#### TASK TO CARRY OUT:
Retype each entry below exactly as it stands.
:: INFORMATION SUPPLIED ::
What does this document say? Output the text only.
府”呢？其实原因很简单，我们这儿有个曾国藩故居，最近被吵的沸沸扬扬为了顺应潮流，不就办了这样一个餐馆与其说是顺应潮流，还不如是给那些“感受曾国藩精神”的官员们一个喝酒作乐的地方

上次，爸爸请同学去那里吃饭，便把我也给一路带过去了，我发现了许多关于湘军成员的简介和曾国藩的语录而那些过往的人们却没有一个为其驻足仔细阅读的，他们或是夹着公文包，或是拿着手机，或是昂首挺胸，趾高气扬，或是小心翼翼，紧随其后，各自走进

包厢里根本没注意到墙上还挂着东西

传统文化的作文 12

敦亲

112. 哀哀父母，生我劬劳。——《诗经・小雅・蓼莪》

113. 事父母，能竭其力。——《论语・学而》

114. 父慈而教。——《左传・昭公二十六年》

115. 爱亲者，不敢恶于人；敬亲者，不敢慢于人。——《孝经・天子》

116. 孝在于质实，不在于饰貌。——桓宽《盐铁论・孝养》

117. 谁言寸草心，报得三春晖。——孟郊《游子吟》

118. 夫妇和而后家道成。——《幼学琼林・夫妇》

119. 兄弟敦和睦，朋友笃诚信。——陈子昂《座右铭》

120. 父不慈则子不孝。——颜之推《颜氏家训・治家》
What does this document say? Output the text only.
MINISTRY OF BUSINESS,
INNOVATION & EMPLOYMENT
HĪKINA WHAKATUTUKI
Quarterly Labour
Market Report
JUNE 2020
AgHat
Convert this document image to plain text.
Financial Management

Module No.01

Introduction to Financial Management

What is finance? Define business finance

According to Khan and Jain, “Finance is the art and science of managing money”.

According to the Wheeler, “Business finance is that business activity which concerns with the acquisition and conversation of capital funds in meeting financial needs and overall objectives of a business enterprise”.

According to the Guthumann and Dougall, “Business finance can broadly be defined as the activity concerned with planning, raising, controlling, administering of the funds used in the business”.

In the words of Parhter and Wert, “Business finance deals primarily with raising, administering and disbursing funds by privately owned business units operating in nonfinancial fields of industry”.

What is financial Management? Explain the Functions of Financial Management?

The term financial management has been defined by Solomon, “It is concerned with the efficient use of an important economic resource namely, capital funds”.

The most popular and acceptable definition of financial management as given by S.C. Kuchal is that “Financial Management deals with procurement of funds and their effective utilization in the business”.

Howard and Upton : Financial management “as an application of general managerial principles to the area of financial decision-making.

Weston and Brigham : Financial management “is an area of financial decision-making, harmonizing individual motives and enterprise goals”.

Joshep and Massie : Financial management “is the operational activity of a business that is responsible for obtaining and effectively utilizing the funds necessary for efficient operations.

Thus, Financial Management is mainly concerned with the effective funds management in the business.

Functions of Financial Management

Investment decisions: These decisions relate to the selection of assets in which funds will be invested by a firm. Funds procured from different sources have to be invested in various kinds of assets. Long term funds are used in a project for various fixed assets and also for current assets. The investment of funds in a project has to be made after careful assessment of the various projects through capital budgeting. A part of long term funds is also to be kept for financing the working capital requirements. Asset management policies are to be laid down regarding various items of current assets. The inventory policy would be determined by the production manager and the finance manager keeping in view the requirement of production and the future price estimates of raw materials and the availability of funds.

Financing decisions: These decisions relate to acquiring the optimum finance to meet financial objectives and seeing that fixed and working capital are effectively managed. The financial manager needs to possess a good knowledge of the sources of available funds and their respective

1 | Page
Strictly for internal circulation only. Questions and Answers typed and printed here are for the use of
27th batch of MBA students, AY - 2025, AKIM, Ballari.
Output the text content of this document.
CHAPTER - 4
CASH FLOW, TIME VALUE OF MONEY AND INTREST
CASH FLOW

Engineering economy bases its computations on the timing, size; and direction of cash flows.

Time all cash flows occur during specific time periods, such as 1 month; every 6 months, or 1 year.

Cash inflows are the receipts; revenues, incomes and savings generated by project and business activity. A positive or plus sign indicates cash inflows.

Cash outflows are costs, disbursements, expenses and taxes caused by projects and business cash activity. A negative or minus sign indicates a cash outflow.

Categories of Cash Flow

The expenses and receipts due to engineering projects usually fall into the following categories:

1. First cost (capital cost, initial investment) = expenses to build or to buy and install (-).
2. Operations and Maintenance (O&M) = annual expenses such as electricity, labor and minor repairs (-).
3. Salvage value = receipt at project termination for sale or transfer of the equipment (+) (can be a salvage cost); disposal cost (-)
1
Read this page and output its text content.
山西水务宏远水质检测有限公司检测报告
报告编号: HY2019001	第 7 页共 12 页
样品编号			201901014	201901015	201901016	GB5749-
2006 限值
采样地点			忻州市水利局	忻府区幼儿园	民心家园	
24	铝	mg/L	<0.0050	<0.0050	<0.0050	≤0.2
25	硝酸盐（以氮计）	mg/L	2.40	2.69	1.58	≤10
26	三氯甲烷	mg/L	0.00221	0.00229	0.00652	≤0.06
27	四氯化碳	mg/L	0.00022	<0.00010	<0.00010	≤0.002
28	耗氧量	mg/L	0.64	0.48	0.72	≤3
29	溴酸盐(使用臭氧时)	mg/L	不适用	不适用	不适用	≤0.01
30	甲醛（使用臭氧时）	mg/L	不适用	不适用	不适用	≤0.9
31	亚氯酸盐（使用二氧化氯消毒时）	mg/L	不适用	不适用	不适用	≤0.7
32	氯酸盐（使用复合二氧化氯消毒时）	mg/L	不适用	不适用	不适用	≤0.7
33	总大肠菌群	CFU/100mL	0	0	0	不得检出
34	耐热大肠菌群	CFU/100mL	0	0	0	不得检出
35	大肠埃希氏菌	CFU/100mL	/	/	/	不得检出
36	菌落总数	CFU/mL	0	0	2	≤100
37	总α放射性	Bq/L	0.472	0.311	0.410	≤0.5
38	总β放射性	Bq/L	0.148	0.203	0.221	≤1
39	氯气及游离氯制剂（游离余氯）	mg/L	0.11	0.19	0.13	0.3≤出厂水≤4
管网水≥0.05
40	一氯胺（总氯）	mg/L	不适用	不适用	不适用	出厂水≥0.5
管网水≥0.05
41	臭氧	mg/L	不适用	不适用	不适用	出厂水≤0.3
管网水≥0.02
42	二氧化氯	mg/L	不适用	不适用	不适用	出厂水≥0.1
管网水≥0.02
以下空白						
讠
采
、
:::
#### RESPONSE TO THIS EXERCISE:
What does this document say? Output the text only.
府”呢？其实原因很简单，我们这儿有个曾国藩故居，最近被吵的沸沸扬扬为了顺应潮流，不就办了这样一个餐馆与其说是顺应潮流，还不如是给那些“感受曾国藩精神”的官员们一个喝酒作乐的地方

上次，爸爸请同学去那里吃饭，便把我也给一路带过去了，我发现了许多关于湘军成员的简介和曾国藩的语录而那些过往的人们却没有一个为其驻足仔细阅读的，他们或是夹着公文包，或是拿着手机，或是昂首挺胸，趾高气扬，或是小心翼翼，紧随其后，各自走进

包厢里根本没注意到墙上还挂着东西

传统文化的作文 12

敦亲

112. 哀哀父母，生我劬劳。——《诗经・小雅・蓼莪》

113. 事父母，能竭其力。——《论语・学而》

114. 父慈而教。——《左传・昭公二十六年》

115. 爱亲者，不敢恶于人；敬亲者，不敢慢于人。——《孝经・天子》

116. 孝在于质实，不在于饰貌。——桓宽《盐铁论・孝养》

117. 谁言寸草心，报得三春晖。——孟郊《游子吟》

118. 夫妇和而后家道成。——《幼学琼林・夫妇》

119. 兄弟敦和睦，朋友笃诚信。——陈子昂《座右铭》

120. 父不慈则子不孝。——颜之推《颜氏家训・治家》
What does this document say? Output the text only.
MINISTRY OF BUSINESS,
INNOVATION & EMPLOYMENT
HĪKINA WHAKATUTUKI
Quarterly Labour
Market Report
JUNE 2020
AgHat
Convert this document image to plain text.
Financial Management

Module No.01

Introduction to Financial Management

What is finance? Define business finance

According to Khan and Jain, “Finance is the art and science of managing money”.

According to the Wheeler, “Business finance is that business activity which concerns with the acquisition and conversation of capital funds in meeting financial needs and overall objectives of a business enterprise”.

According to the Guthumann and Dougall, “Business finance can broadly be defined as the activity concerned with planning, raising, controlling, administering of the funds used in the business”.

In the words of Parhter and Wert, “Business finance deals primarily with raising, administering and disbursing funds by privately owned business units operating in nonfinancial fields of industry”.

What is financial Management? Explain the Functions of Financial Management?

The term financial management has been defined by Solomon, “It is concerned with the efficient use of an important economic resource namely, capital funds”.

The most popular and acceptable definition of financial management as given by S.C. Kuchal is that “Financial Management deals with procurement of funds and their effective utilization in the business”.

Howard and Upton : Financial management “as an application of general managerial principles to the area of financial decision-making.

Weston and Brigham : Financial management “is an area of financial decision-making, harmonizing individual motives and enterprise goals”.

Joshep and Massie : Financial management “is the operational activity of a business that is responsible for obtaining and effectively utilizing the funds necessary for efficient operations.

Thus, Financial Management is mainly concerned with the effective funds management in the business.

Functions of Financial Management

Investment decisions: These decisions relate to the selection of assets in which funds will be invested by a firm. Funds procured from different sources have to be invested in various kinds of assets. Long term funds are used in a project for various fixed assets and also for current assets. The investment of funds in a project has to be made after careful assessment of the various projects through capital budgeting. A part of long term funds is also to be kept for financing the working capital requirements. Asset management policies are to be laid down regarding various items of current assets. The inventory policy would be determined by the production manager and the finance manager keeping in view the requirement of production and the future price estimates of raw materials and the availability of funds.

Financing decisions: These decisions relate to acquiring the optimum finance to meet financial objectives and seeing that fixed and working capital are effectively managed. The financial manager needs to possess a good knowledge of the sources of available funds and their respective

1 | Page
Strictly for internal circulation only. Questions and Answers typed and printed here are for the use of
27th batch of MBA students, AY - 2025, AKIM, Ballari.
Output the text content of this document.
CHAPTER - 4
CASH FLOW, TIME VALUE OF MONEY AND INTREST
CASH FLOW

Engineering economy bases its computations on the timing, size; and direction of cash flows.

Time all cash flows occur during specific time periods, such as 1 month; every 6 months, or 1 year.

Cash inflows are the receipts; revenues, incomes and savings generated by project and business activity. A positive or plus sign indicates cash inflows.

Cash outflows are costs, disbursements, expenses and taxes caused by projects and business cash activity. A negative or minus sign indicates a cash outflow.

Categories of Cash Flow

The expenses and receipts due to engineering projects usually fall into the following categories:

1. First cost (capital cost, initial investment) = expenses to build or to buy and install (-).
2. Operations and Maintenance (O&M) = annual expenses such as electricity, labor and minor repairs (-).
3. Salvage value = receipt at project termination for sale or transfer of the equipment (+) (can be a salvage cost); disposal cost (-)
1
Read this page and output its text content.
山西水务宏远水质检测有限公司检测报告
报告编号: HY2019001	第 7 页共 12 页
样品编号			201901014	201901015	201901016	GB5749-
2006 限值
采样地点			忻州市水利局	忻府区幼儿园	民心家园	
24	铝	mg/L	<0.0050	<0.0050	<0.0050	≤0.2
25	硝酸盐（以氮计）	mg/L	2.40	2.69	1.58	≤10
26	三氯甲烷	mg/L	0.00221	0.00229	0.00652	≤0.06
27	四氯化碳	mg/L	0.00022	<0.00010	<0.00010	≤0.002
28	耗氧量	mg/L	0.64	0.48	0.72	≤3
29	溴酸盐(使用臭氧时)	mg/L	不适用	不适用	不适用	≤0.01
30	甲醛（使用臭氧时）	mg/L	不适用	不适用	不适用	≤0.9
31	亚氯酸盐（使用二氧化氯消毒时）	mg/L	不适用	不适用	不适用	≤0.7
32	氯酸盐（使用复合二氧化氯消毒时）	mg/L	不适用	不适用	不适用	≤0.7
33	总大肠菌群	CFU/100mL	0	0	0	不得检出
34	耐热大肠菌群	CFU/100mL	0	0	0	不得检出
35	大肠埃希氏菌	CFU/100mL	/	/	/	不得检出
36	菌落总数	CFU/mL	0	0	2	≤100
37	总α放射性	Bq/L	0.472	0.311	0.410	≤0.5
38	总β放射性	Bq/L	0.148	0.203	0.221	≤1
39	氯气及游离氯制剂（游离余氯）	mg/L	0.11	0.19	0.13	0.3≤出厂水≤4
管网水≥0.05
40	一氯胺（总氯）	mg/L	不适用	不适用	不适用	出厂水≥0.5
管网水≥0.05
41	臭氧	mg/L	不适用	不适用	不适用	出厂水≤0.3
管网水≥0.02
42	二氧化氯	mg/L	不适用	不适用	不适用	出厂水≥0.1
管网水≥0.02
以下空白						
讠
采
、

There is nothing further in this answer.